[Data for this exercise]
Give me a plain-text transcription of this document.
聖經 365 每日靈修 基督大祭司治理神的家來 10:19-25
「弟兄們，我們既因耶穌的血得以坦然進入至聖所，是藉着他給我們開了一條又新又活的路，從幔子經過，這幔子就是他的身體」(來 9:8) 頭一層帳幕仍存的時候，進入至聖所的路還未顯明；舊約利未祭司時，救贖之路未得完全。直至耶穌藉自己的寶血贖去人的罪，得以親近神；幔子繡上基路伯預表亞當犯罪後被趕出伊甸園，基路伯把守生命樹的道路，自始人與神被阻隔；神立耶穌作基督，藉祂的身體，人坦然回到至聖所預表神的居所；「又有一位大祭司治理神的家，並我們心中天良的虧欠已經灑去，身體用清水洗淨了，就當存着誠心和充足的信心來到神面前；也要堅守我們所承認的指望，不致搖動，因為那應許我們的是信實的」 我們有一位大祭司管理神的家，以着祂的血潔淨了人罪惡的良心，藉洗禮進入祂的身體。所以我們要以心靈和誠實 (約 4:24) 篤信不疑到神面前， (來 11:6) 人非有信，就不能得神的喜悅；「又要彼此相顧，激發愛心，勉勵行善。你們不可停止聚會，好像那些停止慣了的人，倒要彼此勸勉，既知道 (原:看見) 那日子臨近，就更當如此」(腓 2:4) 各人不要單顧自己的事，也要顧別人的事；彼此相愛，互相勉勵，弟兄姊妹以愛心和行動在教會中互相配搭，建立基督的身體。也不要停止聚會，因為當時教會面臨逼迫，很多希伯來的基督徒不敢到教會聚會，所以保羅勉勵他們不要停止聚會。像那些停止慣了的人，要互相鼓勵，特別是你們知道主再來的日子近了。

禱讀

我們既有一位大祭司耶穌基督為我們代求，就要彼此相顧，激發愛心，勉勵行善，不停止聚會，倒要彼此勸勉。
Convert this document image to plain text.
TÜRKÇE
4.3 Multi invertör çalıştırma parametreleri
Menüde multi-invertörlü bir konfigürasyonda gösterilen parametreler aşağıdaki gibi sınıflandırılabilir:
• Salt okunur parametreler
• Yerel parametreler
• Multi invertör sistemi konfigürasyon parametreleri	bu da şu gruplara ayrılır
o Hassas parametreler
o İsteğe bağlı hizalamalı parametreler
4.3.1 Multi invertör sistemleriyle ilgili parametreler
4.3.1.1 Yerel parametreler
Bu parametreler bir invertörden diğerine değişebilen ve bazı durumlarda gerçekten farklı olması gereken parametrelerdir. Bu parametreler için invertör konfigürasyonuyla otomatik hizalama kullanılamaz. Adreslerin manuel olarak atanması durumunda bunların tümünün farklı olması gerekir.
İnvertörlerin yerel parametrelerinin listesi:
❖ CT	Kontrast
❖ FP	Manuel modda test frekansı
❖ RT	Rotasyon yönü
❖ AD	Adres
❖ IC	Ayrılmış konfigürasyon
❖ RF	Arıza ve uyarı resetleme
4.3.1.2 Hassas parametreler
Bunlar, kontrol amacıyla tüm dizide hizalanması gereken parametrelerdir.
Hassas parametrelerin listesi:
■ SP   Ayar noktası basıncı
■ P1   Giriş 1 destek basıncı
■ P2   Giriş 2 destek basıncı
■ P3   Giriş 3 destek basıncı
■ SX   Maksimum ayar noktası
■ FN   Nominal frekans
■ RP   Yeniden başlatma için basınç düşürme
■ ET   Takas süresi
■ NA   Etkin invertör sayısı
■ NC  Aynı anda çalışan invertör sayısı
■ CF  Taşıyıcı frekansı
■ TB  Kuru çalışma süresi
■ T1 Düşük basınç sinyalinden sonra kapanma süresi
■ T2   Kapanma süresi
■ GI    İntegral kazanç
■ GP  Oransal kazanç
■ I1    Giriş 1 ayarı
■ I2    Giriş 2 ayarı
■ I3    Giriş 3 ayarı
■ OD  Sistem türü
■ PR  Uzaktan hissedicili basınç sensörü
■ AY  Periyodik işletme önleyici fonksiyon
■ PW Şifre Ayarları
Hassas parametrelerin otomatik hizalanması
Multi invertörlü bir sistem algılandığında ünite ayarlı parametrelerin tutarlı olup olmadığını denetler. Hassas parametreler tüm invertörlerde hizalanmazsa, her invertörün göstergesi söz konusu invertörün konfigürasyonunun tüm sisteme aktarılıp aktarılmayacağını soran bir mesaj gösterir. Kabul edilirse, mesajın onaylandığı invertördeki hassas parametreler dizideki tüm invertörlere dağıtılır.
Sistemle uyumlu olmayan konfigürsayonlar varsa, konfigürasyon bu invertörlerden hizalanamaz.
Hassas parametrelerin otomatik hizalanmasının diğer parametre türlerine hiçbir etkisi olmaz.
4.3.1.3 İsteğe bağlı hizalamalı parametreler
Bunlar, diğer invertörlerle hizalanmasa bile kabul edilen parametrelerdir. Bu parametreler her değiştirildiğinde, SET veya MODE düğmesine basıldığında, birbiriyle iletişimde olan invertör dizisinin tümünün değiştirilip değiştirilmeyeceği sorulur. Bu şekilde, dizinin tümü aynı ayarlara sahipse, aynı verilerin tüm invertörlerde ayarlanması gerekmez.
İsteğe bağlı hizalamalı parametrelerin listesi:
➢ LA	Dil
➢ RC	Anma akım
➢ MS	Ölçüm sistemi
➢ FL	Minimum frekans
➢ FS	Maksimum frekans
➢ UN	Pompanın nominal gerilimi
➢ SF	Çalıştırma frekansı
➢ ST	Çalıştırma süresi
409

[Aim]
Looking at the material above, count the lines containing the string "ayarı" and reply with the count alone.

[Exercise answer]
3